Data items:
— start —

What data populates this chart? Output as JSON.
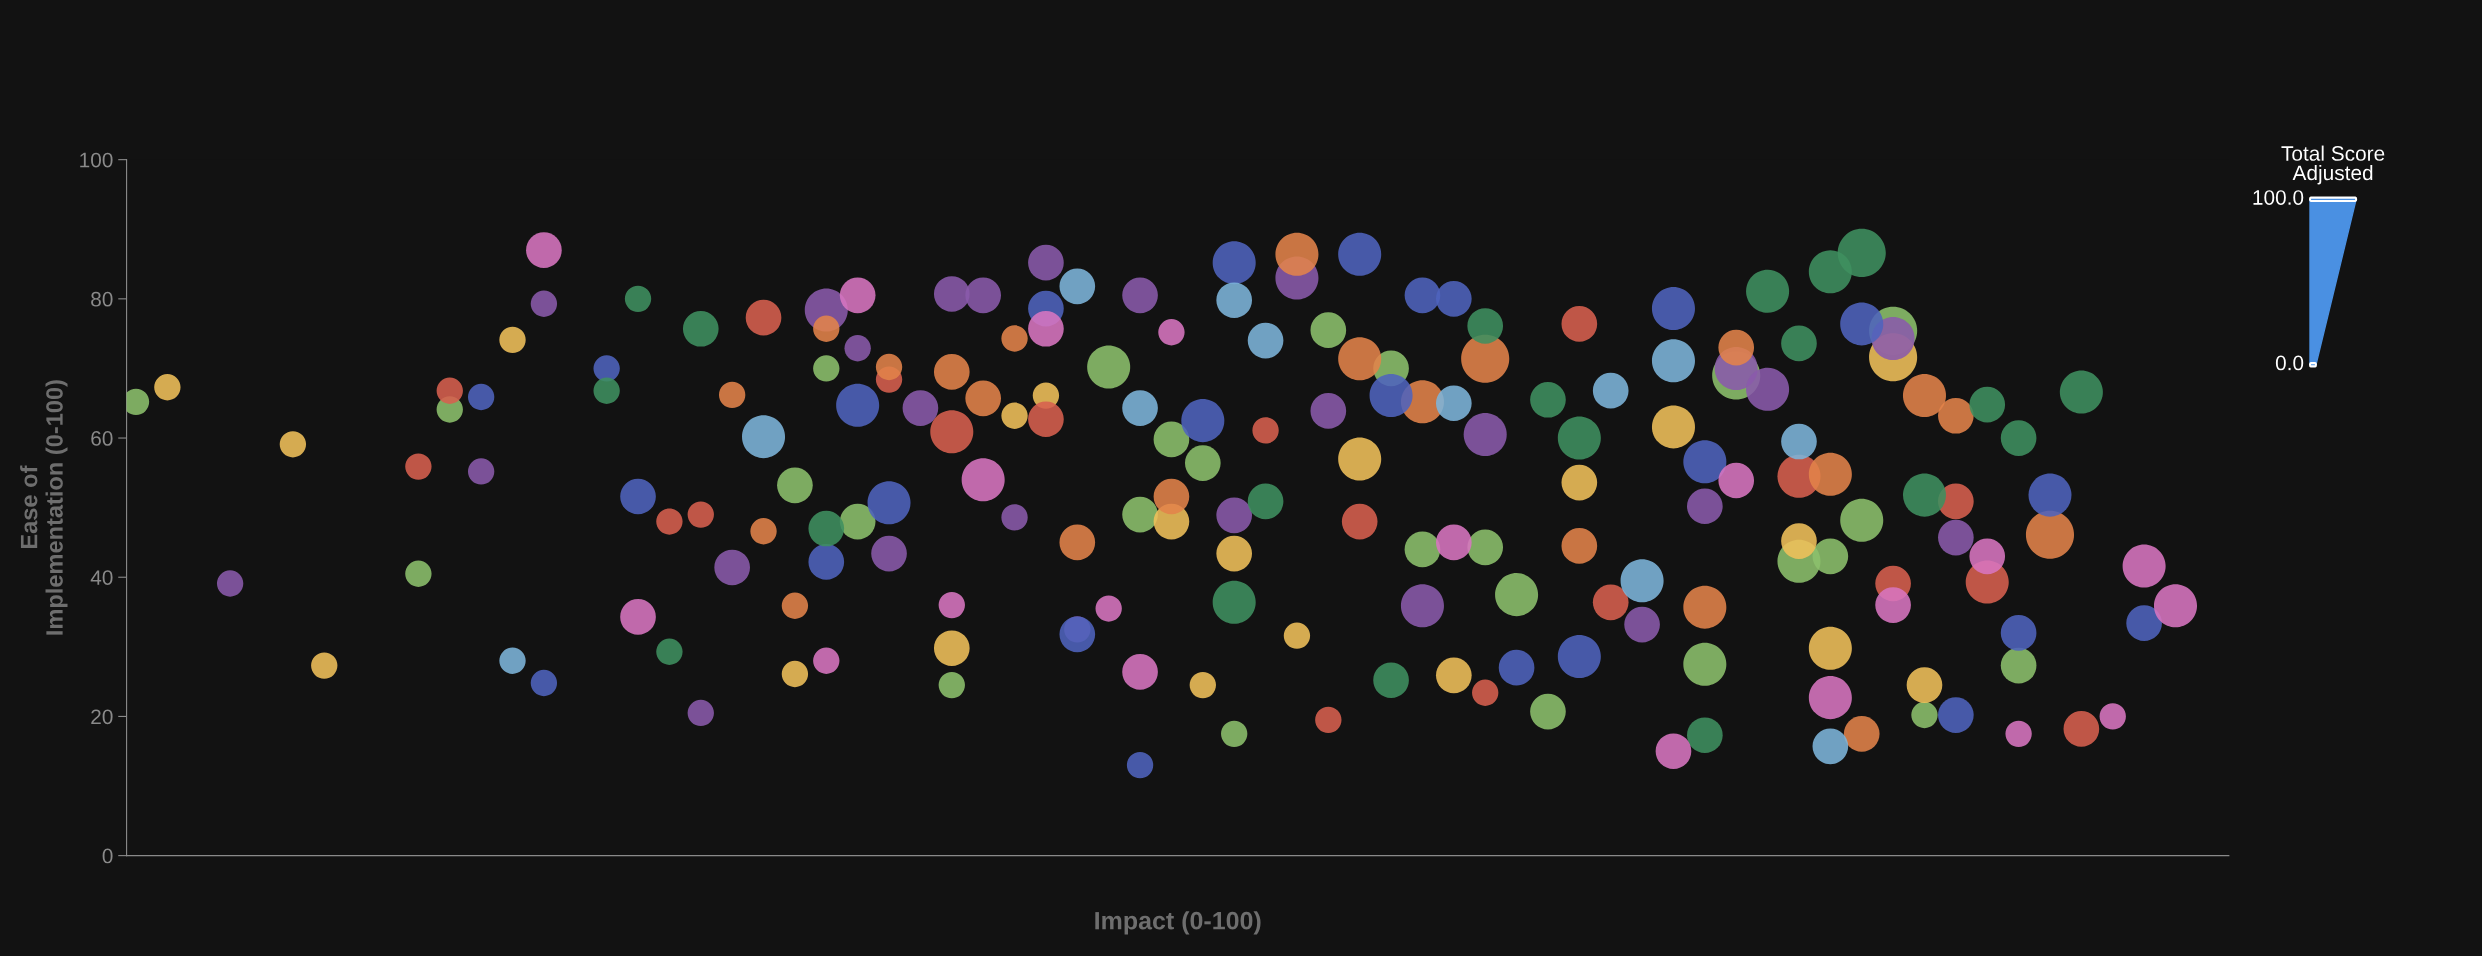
{
  "chart_data": {
    "type": "bubble",
    "xlabel": "Impact (0-100)",
    "ylabel": "Ease of\nImplementation (0-100)",
    "annotations": [
      "Total Score\nAdjusted",
      "100.0",
      "0.0"
    ],
    "categories": [
      null,
      null,
      null,
      null,
      null,
      null,
      null,
      null,
      null,
      null,
      null,
      null,
      null,
      null,
      null,
      null,
      null,
      null,
      null,
      null,
      null,
      null,
      null,
      null,
      null,
      null,
      null,
      null,
      null,
      null,
      null,
      null,
      null,
      null,
      null,
      null,
      null,
      null,
      null,
      null,
      null,
      null,
      null,
      null,
      null,
      null,
      null,
      null,
      null,
      null,
      null,
      null,
      null,
      null,
      null,
      null,
      null,
      null,
      null,
      null,
      null,
      null,
      null,
      null,
      null,
      null,
      null
    ],
    "ylim": [
      0,
      100
    ],
    "yticks": [
      0,
      20,
      40,
      60,
      80,
      100
    ],
    "tick_labels": "y",
    "series": [
      {
        "color": "#8cc06c",
        "values": [
          65.2,
          null,
          null,
          null,
          null,
          null,
          null,
          null,
          null,
          40.5,
          64.1,
          null,
          null,
          null,
          null,
          null,
          null,
          null,
          null,
          null,
          null,
          53.2,
          70,
          48,
          null,
          null,
          24.5,
          null,
          null,
          null,
          null,
          70.2,
          49,
          59.8,
          56.4,
          17.5,
          null,
          null,
          75.5,
          null,
          70,
          44,
          null,
          44.3,
          37.5,
          20.7,
          null,
          null,
          null,
          null,
          27.5,
          69,
          null,
          42.3,
          43,
          48.2,
          75.4,
          20.2,
          null,
          null,
          27.3,
          null,
          null,
          null,
          null,
          null,
          null
        ],
        "sizes": [
          0.3,
          null,
          null,
          null,
          null,
          null,
          null,
          null,
          null,
          0.3,
          0.3,
          null,
          null,
          null,
          null,
          null,
          null,
          null,
          null,
          null,
          null,
          0.55,
          0.3,
          0.55,
          null,
          null,
          0.3,
          null,
          null,
          null,
          null,
          0.8,
          0.55,
          0.55,
          0.55,
          0.3,
          null,
          null,
          0.55,
          null,
          0.55,
          0.55,
          null,
          0.55,
          0.8,
          0.55,
          null,
          null,
          null,
          null,
          0.8,
          1,
          null,
          0.8,
          0.55,
          0.8,
          1,
          0.3,
          null,
          null,
          0.55,
          null,
          null,
          null,
          null,
          null,
          null
        ]
      },
      {
        "color": "#f0c05a",
        "values": [
          null,
          67.3,
          null,
          null,
          null,
          59.1,
          27.3,
          null,
          null,
          null,
          null,
          null,
          74.1,
          null,
          null,
          null,
          null,
          null,
          null,
          null,
          null,
          26.1,
          null,
          null,
          null,
          null,
          29.8,
          null,
          63.2,
          66.1,
          null,
          null,
          null,
          48,
          24.5,
          43.4,
          null,
          31.6,
          null,
          57,
          null,
          null,
          25.9,
          null,
          null,
          null,
          53.6,
          null,
          null,
          61.6,
          null,
          null,
          null,
          45.2,
          29.8,
          null,
          71.6,
          24.5,
          null,
          null,
          null,
          null,
          null,
          null,
          null,
          null,
          null
        ],
        "sizes": [
          null,
          0.3,
          null,
          null,
          null,
          0.3,
          0.3,
          null,
          null,
          null,
          null,
          null,
          0.3,
          null,
          null,
          null,
          null,
          null,
          null,
          null,
          null,
          0.3,
          null,
          null,
          null,
          null,
          0.55,
          null,
          0.3,
          0.3,
          null,
          null,
          null,
          0.55,
          0.3,
          0.55,
          null,
          0.3,
          null,
          0.8,
          null,
          null,
          0.55,
          null,
          null,
          null,
          0.55,
          null,
          null,
          0.8,
          null,
          null,
          null,
          0.55,
          0.8,
          null,
          1,
          0.55,
          null,
          null,
          null,
          null,
          null,
          null,
          null,
          null,
          null
        ]
      },
      {
        "color": "#8a5aab",
        "values": [
          null,
          null,
          null,
          39.1,
          null,
          null,
          null,
          null,
          null,
          null,
          null,
          55.2,
          null,
          79.3,
          null,
          null,
          null,
          null,
          20.5,
          41.4,
          null,
          null,
          78.4,
          72.9,
          43.4,
          64.3,
          80.7,
          80.5,
          48.6,
          85.2,
          32.5,
          null,
          80.5,
          null,
          null,
          48.9,
          null,
          83,
          63.9,
          null,
          null,
          35.9,
          null,
          60.5,
          null,
          null,
          null,
          null,
          33.2,
          null,
          50.2,
          70,
          67,
          null,
          null,
          null,
          74.3,
          null,
          45.7,
          null,
          null,
          null,
          null,
          null,
          null,
          null,
          null
        ],
        "sizes": [
          null,
          null,
          null,
          0.3,
          null,
          null,
          null,
          null,
          null,
          null,
          null,
          0.3,
          null,
          0.3,
          null,
          null,
          null,
          null,
          0.3,
          0.55,
          null,
          null,
          0.8,
          0.3,
          0.55,
          0.55,
          0.55,
          0.55,
          0.3,
          0.55,
          0.3,
          null,
          0.55,
          null,
          null,
          0.55,
          null,
          0.8,
          0.55,
          null,
          null,
          0.8,
          null,
          0.8,
          null,
          null,
          null,
          null,
          0.55,
          null,
          0.55,
          0.8,
          0.8,
          null,
          null,
          null,
          0.8,
          null,
          0.55,
          null,
          null,
          null,
          null,
          null,
          null,
          null,
          null
        ]
      },
      {
        "color": "#d7604f",
        "values": [
          null,
          null,
          null,
          null,
          null,
          null,
          null,
          null,
          null,
          55.9,
          66.8,
          null,
          null,
          null,
          null,
          null,
          null,
          48,
          49,
          null,
          77.3,
          null,
          null,
          null,
          68.4,
          null,
          60.9,
          null,
          null,
          62.7,
          null,
          null,
          null,
          null,
          null,
          null,
          61.1,
          null,
          19.5,
          48,
          null,
          null,
          null,
          23.4,
          null,
          null,
          76.4,
          36.4,
          null,
          null,
          null,
          null,
          null,
          54.5,
          null,
          null,
          39.1,
          null,
          50.9,
          39.3,
          null,
          null,
          18.2,
          null,
          null,
          null,
          null
        ],
        "sizes": [
          null,
          null,
          null,
          null,
          null,
          null,
          null,
          null,
          null,
          0.3,
          0.3,
          null,
          null,
          null,
          null,
          null,
          null,
          0.3,
          0.3,
          null,
          0.55,
          null,
          null,
          null,
          0.3,
          null,
          0.8,
          null,
          null,
          0.55,
          null,
          null,
          null,
          null,
          null,
          null,
          0.3,
          null,
          0.3,
          0.55,
          null,
          null,
          null,
          0.3,
          null,
          null,
          0.55,
          0.55,
          null,
          null,
          null,
          null,
          null,
          0.8,
          null,
          null,
          0.55,
          null,
          0.55,
          0.8,
          null,
          null,
          0.55,
          null,
          null,
          null,
          null
        ]
      },
      {
        "color": "#e3834a",
        "values": [
          null,
          null,
          null,
          null,
          null,
          null,
          null,
          null,
          null,
          null,
          null,
          null,
          null,
          null,
          null,
          null,
          null,
          null,
          null,
          66.2,
          46.6,
          35.9,
          75.7,
          null,
          70.2,
          null,
          69.5,
          65.7,
          74.3,
          null,
          45,
          null,
          null,
          51.6,
          null,
          null,
          null,
          86.4,
          null,
          71.4,
          null,
          65.2,
          null,
          71.4,
          null,
          null,
          44.5,
          null,
          null,
          null,
          35.7,
          73,
          null,
          null,
          54.8,
          17.5,
          null,
          66.1,
          63.2,
          null,
          null,
          46.1,
          null,
          null,
          null,
          null,
          null
        ],
        "sizes": [
          null,
          null,
          null,
          null,
          null,
          null,
          null,
          null,
          null,
          null,
          null,
          null,
          null,
          null,
          null,
          null,
          null,
          null,
          null,
          0.3,
          0.3,
          0.3,
          0.3,
          null,
          0.3,
          null,
          0.55,
          0.55,
          0.3,
          null,
          0.55,
          null,
          null,
          0.55,
          null,
          null,
          null,
          0.8,
          null,
          0.8,
          null,
          0.8,
          null,
          1,
          null,
          null,
          0.55,
          null,
          null,
          null,
          0.8,
          0.55,
          null,
          null,
          0.8,
          0.55,
          null,
          0.8,
          0.55,
          null,
          null,
          1,
          null,
          null,
          null,
          null,
          null
        ]
      },
      {
        "color": "#4f63bd",
        "values": [
          null,
          null,
          null,
          null,
          null,
          null,
          null,
          null,
          null,
          null,
          null,
          65.9,
          null,
          24.8,
          null,
          70,
          51.6,
          null,
          null,
          null,
          null,
          null,
          42.2,
          64.7,
          50.7,
          null,
          null,
          null,
          null,
          78.6,
          31.8,
          null,
          13,
          null,
          62.5,
          85.2,
          null,
          null,
          null,
          86.4,
          66.1,
          80.5,
          80,
          null,
          27,
          null,
          28.6,
          null,
          null,
          78.6,
          56.6,
          null,
          null,
          null,
          null,
          76.4,
          null,
          null,
          20.2,
          null,
          32,
          51.8,
          null,
          null,
          33.4,
          null,
          null
        ],
        "sizes": [
          null,
          null,
          null,
          null,
          null,
          null,
          null,
          null,
          null,
          null,
          null,
          0.3,
          null,
          0.3,
          null,
          0.3,
          0.55,
          null,
          null,
          null,
          null,
          null,
          0.55,
          0.8,
          0.8,
          null,
          null,
          null,
          null,
          0.55,
          0.55,
          null,
          0.3,
          null,
          0.8,
          0.8,
          null,
          null,
          null,
          0.8,
          0.8,
          0.55,
          0.55,
          null,
          0.55,
          null,
          0.8,
          null,
          null,
          0.8,
          0.8,
          null,
          null,
          null,
          null,
          0.8,
          null,
          null,
          0.55,
          null,
          0.55,
          0.8,
          null,
          null,
          0.55,
          null,
          null
        ]
      },
      {
        "color": "#7db5db",
        "values": [
          null,
          null,
          null,
          null,
          null,
          null,
          null,
          null,
          null,
          null,
          null,
          null,
          28,
          null,
          null,
          null,
          null,
          null,
          null,
          null,
          60.2,
          null,
          null,
          null,
          null,
          null,
          null,
          null,
          null,
          null,
          81.8,
          null,
          64.3,
          null,
          null,
          79.8,
          74,
          null,
          null,
          null,
          null,
          null,
          65,
          null,
          null,
          null,
          null,
          66.8,
          39.5,
          71.1,
          null,
          null,
          null,
          59.5,
          15.7,
          null,
          null,
          null,
          null,
          null,
          null,
          null,
          null,
          null,
          null,
          null,
          null
        ],
        "sizes": [
          null,
          null,
          null,
          null,
          null,
          null,
          null,
          null,
          null,
          null,
          null,
          null,
          0.3,
          null,
          null,
          null,
          null,
          null,
          null,
          null,
          0.8,
          null,
          null,
          null,
          null,
          null,
          null,
          null,
          null,
          null,
          0.55,
          null,
          0.55,
          null,
          null,
          0.55,
          0.55,
          null,
          null,
          null,
          null,
          null,
          0.55,
          null,
          null,
          null,
          null,
          0.55,
          0.8,
          0.8,
          null,
          null,
          null,
          0.55,
          0.55,
          null,
          null,
          null,
          null,
          null,
          null,
          null,
          null,
          null,
          null,
          null,
          null
        ]
      },
      {
        "color": "#3f9060",
        "values": [
          null,
          null,
          null,
          null,
          null,
          null,
          null,
          null,
          null,
          null,
          null,
          null,
          null,
          null,
          null,
          66.8,
          80,
          29.3,
          75.7,
          null,
          null,
          null,
          47,
          null,
          null,
          null,
          null,
          null,
          null,
          null,
          null,
          null,
          null,
          null,
          null,
          36.4,
          50.9,
          null,
          null,
          null,
          25.2,
          null,
          null,
          76.1,
          null,
          65.5,
          60,
          null,
          null,
          null,
          17.3,
          null,
          81.1,
          73.6,
          83.9,
          86.6,
          null,
          51.8,
          null,
          64.8,
          60,
          null,
          66.6,
          null,
          null,
          null,
          null
        ],
        "sizes": [
          null,
          null,
          null,
          null,
          null,
          null,
          null,
          null,
          null,
          null,
          null,
          null,
          null,
          null,
          null,
          0.3,
          0.3,
          0.3,
          0.55,
          null,
          null,
          null,
          0.55,
          null,
          null,
          null,
          null,
          null,
          null,
          null,
          null,
          null,
          null,
          null,
          null,
          0.8,
          0.55,
          null,
          null,
          null,
          0.55,
          null,
          null,
          0.55,
          null,
          0.55,
          0.8,
          null,
          null,
          null,
          0.55,
          null,
          0.8,
          0.55,
          0.8,
          1,
          null,
          0.8,
          null,
          0.55,
          0.55,
          null,
          0.8,
          null,
          null,
          null,
          null
        ]
      },
      {
        "color": "#d875c0",
        "values": [
          null,
          null,
          null,
          null,
          null,
          null,
          null,
          null,
          null,
          null,
          null,
          null,
          null,
          87,
          null,
          null,
          34.3,
          null,
          null,
          null,
          null,
          null,
          28,
          80.5,
          null,
          null,
          36,
          54,
          null,
          75.7,
          null,
          35.5,
          26.4,
          75.2,
          null,
          null,
          null,
          null,
          null,
          null,
          null,
          null,
          45,
          null,
          null,
          null,
          null,
          null,
          null,
          15,
          null,
          53.9,
          null,
          null,
          22.7,
          null,
          36,
          null,
          null,
          43,
          17.5,
          null,
          null,
          20,
          41.6,
          35.9,
          null
        ],
        "sizes": [
          null,
          null,
          null,
          null,
          null,
          null,
          null,
          null,
          null,
          null,
          null,
          null,
          null,
          0.55,
          null,
          null,
          0.55,
          null,
          null,
          null,
          null,
          null,
          0.3,
          0.55,
          null,
          null,
          0.3,
          0.8,
          null,
          0.55,
          null,
          0.3,
          0.55,
          0.3,
          null,
          null,
          null,
          null,
          null,
          null,
          null,
          null,
          0.55,
          null,
          null,
          null,
          null,
          null,
          null,
          0.55,
          null,
          0.55,
          null,
          null,
          0.8,
          null,
          0.55,
          null,
          null,
          0.55,
          0.3,
          null,
          null,
          0.3,
          0.8,
          0.8,
          null
        ]
      }
    ]
  }
}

— end —

Requirements: Copy out each line of the listing that holds "color".

Expected answer:
        "color": "#8cc06c",
        "color": "#f0c05a",
        "color": "#8a5aab",
        "color": "#d7604f",
        "color": "#e3834a",
        "color": "#4f63bd",
        "color": "#7db5db",
        "color": "#3f9060",
        "color": "#d875c0",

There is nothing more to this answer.